### THE DATA

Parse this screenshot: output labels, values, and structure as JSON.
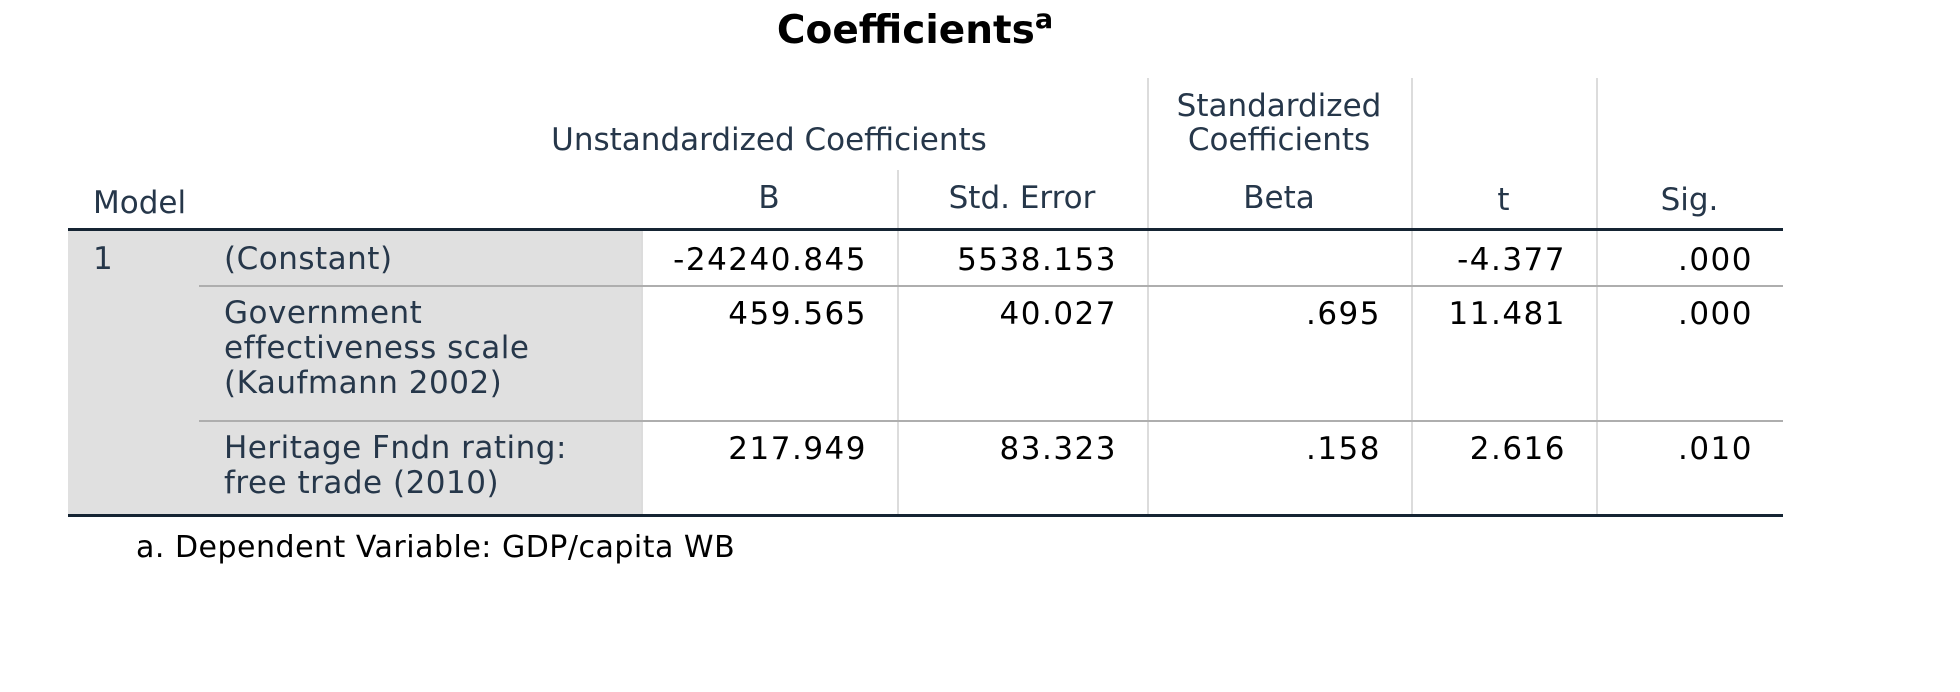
{
  "title": "Coefficients",
  "title_superscript": "a",
  "headers": {
    "model": "Model",
    "unstandardized": "Unstandardized Coefficients",
    "standardized_line1": "Standardized",
    "standardized_line2": "Coefficients",
    "b": "B",
    "std_error": "Std. Error",
    "beta": "Beta",
    "t": "t",
    "sig": "Sig."
  },
  "model_number": "1",
  "rows": [
    {
      "label_lines": [
        "(Constant)"
      ],
      "b": "-24240.845",
      "std_error": "5538.153",
      "beta": "",
      "t": "-4.377",
      "sig": ".000"
    },
    {
      "label_lines": [
        "Government",
        "effectiveness scale",
        "(Kaufmann 2002)"
      ],
      "b": "459.565",
      "std_error": "40.027",
      "beta": ".695",
      "t": "11.481",
      "sig": ".000"
    },
    {
      "label_lines": [
        "Heritage Fndn rating:",
        "free trade (2010)"
      ],
      "b": "217.949",
      "std_error": "83.323",
      "beta": ".158",
      "t": "2.616",
      "sig": ".010"
    }
  ],
  "footnote": "a. Dependent Variable: GDP/capita WB",
  "colors": {
    "header_text": "#26374a",
    "label_shade": "#e0e0e0",
    "rule_dark": "#152433",
    "rule_light": "#aeaeae",
    "grid": "#dcdcdc"
  }
}
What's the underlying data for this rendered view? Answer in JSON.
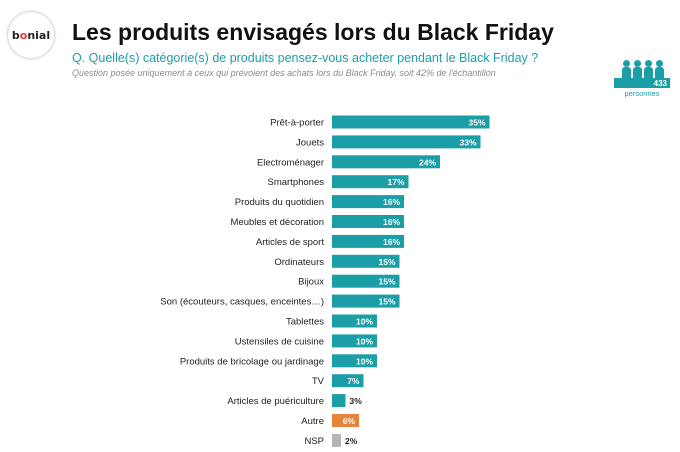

### TASK TO COMPLETE
Pull out each line holding the string "JSON".

### REPLY
Parse this screenshot: output labels, values, and structure as JSON.
What's the underlying data for this rendered view? Answer in JSON.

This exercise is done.